TASK PROMPT: Every line must be returned precisely as it is written.

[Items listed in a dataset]
================
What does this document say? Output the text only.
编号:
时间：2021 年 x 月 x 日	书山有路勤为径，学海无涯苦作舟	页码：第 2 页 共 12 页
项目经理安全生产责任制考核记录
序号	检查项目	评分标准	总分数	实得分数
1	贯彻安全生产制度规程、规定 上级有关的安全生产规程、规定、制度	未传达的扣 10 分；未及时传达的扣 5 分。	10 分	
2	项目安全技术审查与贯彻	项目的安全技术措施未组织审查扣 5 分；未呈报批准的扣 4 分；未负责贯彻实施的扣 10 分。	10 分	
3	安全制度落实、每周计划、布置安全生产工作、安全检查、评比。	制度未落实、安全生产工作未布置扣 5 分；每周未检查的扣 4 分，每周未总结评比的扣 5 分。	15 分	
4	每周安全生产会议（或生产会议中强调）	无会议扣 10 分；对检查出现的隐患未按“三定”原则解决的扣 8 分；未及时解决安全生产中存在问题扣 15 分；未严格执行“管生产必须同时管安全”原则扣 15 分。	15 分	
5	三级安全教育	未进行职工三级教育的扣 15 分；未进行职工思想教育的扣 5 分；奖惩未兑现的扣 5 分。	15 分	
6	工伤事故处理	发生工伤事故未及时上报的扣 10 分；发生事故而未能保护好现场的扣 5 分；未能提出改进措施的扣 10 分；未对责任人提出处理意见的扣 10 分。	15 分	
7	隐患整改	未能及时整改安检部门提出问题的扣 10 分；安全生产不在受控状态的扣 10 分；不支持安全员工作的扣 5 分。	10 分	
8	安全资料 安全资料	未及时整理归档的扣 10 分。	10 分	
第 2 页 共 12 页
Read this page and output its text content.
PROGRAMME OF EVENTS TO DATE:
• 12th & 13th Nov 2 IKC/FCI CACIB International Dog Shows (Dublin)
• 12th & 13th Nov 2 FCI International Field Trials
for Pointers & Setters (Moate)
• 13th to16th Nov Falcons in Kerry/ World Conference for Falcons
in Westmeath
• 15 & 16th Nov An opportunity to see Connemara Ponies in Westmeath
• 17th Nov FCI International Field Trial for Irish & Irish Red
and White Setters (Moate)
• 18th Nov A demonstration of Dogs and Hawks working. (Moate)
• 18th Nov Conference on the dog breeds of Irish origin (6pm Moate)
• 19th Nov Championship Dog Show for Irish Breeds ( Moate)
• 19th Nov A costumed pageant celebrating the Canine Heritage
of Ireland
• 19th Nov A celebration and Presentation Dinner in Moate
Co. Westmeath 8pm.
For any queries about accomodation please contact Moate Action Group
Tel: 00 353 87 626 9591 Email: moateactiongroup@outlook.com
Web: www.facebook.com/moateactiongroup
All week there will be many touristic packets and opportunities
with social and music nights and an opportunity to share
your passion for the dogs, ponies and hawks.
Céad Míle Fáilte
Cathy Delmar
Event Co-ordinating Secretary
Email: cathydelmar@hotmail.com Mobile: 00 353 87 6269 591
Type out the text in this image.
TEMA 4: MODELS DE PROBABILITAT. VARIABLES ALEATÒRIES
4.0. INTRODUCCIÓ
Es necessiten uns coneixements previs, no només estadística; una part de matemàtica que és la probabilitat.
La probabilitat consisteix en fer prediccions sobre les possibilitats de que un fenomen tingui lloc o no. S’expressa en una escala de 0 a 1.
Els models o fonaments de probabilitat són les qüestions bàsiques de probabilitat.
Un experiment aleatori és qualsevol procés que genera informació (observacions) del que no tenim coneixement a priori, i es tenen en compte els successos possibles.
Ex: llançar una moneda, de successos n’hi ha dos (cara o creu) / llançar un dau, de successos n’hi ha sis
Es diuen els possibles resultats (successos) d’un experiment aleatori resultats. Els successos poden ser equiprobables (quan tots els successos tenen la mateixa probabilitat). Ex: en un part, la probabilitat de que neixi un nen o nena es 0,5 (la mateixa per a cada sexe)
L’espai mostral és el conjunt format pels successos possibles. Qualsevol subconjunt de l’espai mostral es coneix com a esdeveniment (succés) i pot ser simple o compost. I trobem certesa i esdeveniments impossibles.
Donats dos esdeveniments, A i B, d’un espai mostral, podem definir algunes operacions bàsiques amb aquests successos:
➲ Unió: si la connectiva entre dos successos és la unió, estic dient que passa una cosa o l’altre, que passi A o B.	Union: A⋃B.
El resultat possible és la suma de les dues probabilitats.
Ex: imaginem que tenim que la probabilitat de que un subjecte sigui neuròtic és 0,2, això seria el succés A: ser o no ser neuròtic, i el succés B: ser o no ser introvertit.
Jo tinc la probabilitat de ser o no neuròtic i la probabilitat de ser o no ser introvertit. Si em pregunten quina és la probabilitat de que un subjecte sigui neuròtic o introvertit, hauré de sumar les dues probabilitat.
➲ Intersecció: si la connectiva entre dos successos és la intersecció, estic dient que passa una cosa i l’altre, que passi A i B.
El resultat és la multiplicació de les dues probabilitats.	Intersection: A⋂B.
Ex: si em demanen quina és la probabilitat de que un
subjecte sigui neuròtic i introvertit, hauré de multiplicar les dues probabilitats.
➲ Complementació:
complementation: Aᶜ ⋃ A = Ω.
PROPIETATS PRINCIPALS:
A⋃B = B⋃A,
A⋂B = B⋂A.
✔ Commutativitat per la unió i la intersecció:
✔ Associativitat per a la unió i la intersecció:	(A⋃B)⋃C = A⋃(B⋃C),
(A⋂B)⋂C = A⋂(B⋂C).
================
THE RESULT:
What does this document say? Output the text only.
编号:
时间：2021 年 x 月 x 日	书山有路勤为径，学海无涯苦作舟	页码：第 2 页 共 12 页
项目经理安全生产责任制考核记录
序号	检查项目	评分标准	总分数	实得分数
1	贯彻安全生产制度规程、规定 上级有关的安全生产规程、规定、制度	未传达的扣 10 分；未及时传达的扣 5 分。	10 分	
2	项目安全技术审查与贯彻	项目的安全技术措施未组织审查扣 5 分；未呈报批准的扣 4 分；未负责贯彻实施的扣 10 分。	10 分	
3	安全制度落实、每周计划、布置安全生产工作、安全检查、评比。	制度未落实、安全生产工作未布置扣 5 分；每周未检查的扣 4 分，每周未总结评比的扣 5 分。	15 分	
4	每周安全生产会议（或生产会议中强调）	无会议扣 10 分；对检查出现的隐患未按“三定”原则解决的扣 8 分；未及时解决安全生产中存在问题扣 15 分；未严格执行“管生产必须同时管安全”原则扣 15 分。	15 分	
5	三级安全教育	未进行职工三级教育的扣 15 分；未进行职工思想教育的扣 5 分；奖惩未兑现的扣 5 分。	15 分	
6	工伤事故处理	发生工伤事故未及时上报的扣 10 分；发生事故而未能保护好现场的扣 5 分；未能提出改进措施的扣 10 分；未对责任人提出处理意见的扣 10 分。	15 分	
7	隐患整改	未能及时整改安检部门提出问题的扣 10 分；安全生产不在受控状态的扣 10 分；不支持安全员工作的扣 5 分。	10 分	
8	安全资料 安全资料	未及时整理归档的扣 10 分。	10 分	
第 2 页 共 12 页
Read this page and output its text content.
PROGRAMME OF EVENTS TO DATE:
• 12th & 13th Nov 2 IKC/FCI CACIB International Dog Shows (Dublin)
• 12th & 13th Nov 2 FCI International Field Trials
for Pointers & Setters (Moate)
• 13th to16th Nov Falcons in Kerry/ World Conference for Falcons
in Westmeath
• 15 & 16th Nov An opportunity to see Connemara Ponies in Westmeath
• 17th Nov FCI International Field Trial for Irish & Irish Red
and White Setters (Moate)
• 18th Nov A demonstration of Dogs and Hawks working. (Moate)
• 18th Nov Conference on the dog breeds of Irish origin (6pm Moate)
• 19th Nov Championship Dog Show for Irish Breeds ( Moate)
• 19th Nov A costumed pageant celebrating the Canine Heritage
of Ireland
• 19th Nov A celebration and Presentation Dinner in Moate
Co. Westmeath 8pm.
For any queries about accomodation please contact Moate Action Group
Tel: 00 353 87 626 9591 Email: moateactiongroup@outlook.com
Web: www.facebook.com/moateactiongroup
All week there will be many touristic packets and opportunities
with social and music nights and an opportunity to share
your passion for the dogs, ponies and hawks.
Céad Míle Fáilte
Cathy Delmar
Event Co-ordinating Secretary
Email: cathydelmar@hotmail.com Mobile: 00 353 87 6269 591
Type out the text in this image.
TEMA 4: MODELS DE PROBABILITAT. VARIABLES ALEATÒRIES
4.0. INTRODUCCIÓ
Es necessiten uns coneixements previs, no només estadística; una part de matemàtica que és la probabilitat.
La probabilitat consisteix en fer prediccions sobre les possibilitats de que un fenomen tingui lloc o no. S’expressa en una escala de 0 a 1.
Els models o fonaments de probabilitat són les qüestions bàsiques de probabilitat.
Un experiment aleatori és qualsevol procés que genera informació (observacions) del que no tenim coneixement a priori, i es tenen en compte els successos possibles.
Ex: llançar una moneda, de successos n’hi ha dos (cara o creu) / llançar un dau, de successos n’hi ha sis
Es diuen els possibles resultats (successos) d’un experiment aleatori resultats. Els successos poden ser equiprobables (quan tots els successos tenen la mateixa probabilitat). Ex: en un part, la probabilitat de que neixi un nen o nena es 0,5 (la mateixa per a cada sexe)
L’espai mostral és el conjunt format pels successos possibles. Qualsevol subconjunt de l’espai mostral es coneix com a esdeveniment (succés) i pot ser simple o compost. I trobem certesa i esdeveniments impossibles.
Donats dos esdeveniments, A i B, d’un espai mostral, podem definir algunes operacions bàsiques amb aquests successos:
➲ Unió: si la connectiva entre dos successos és la unió, estic dient que passa una cosa o l’altre, que passi A o B.	Union: A⋃B.
El resultat possible és la suma de les dues probabilitats.
Ex: imaginem que tenim que la probabilitat de que un subjecte sigui neuròtic és 0,2, això seria el succés A: ser o no ser neuròtic, i el succés B: ser o no ser introvertit.
Jo tinc la probabilitat de ser o no neuròtic i la probabilitat de ser o no ser introvertit. Si em pregunten quina és la probabilitat de que un subjecte sigui neuròtic o introvertit, hauré de sumar les dues probabilitat.
➲ Intersecció: si la connectiva entre dos successos és la intersecció, estic dient que passa una cosa i l’altre, que passi A i B.
El resultat és la multiplicació de les dues probabilitats.	Intersection: A⋂B.
Ex: si em demanen quina és la probabilitat de que un
subjecte sigui neuròtic i introvertit, hauré de multiplicar les dues probabilitats.
➲ Complementació:
complementation: Aᶜ ⋃ A = Ω.
PROPIETATS PRINCIPALS:
A⋃B = B⋃A,
A⋂B = B⋂A.
✔ Commutativitat per la unió i la intersecció:
✔ Associativitat per a la unió i la intersecció:	(A⋃B)⋃C = A⋃(B⋃C),
(A⋂B)⋂C = A⋂(B⋂C).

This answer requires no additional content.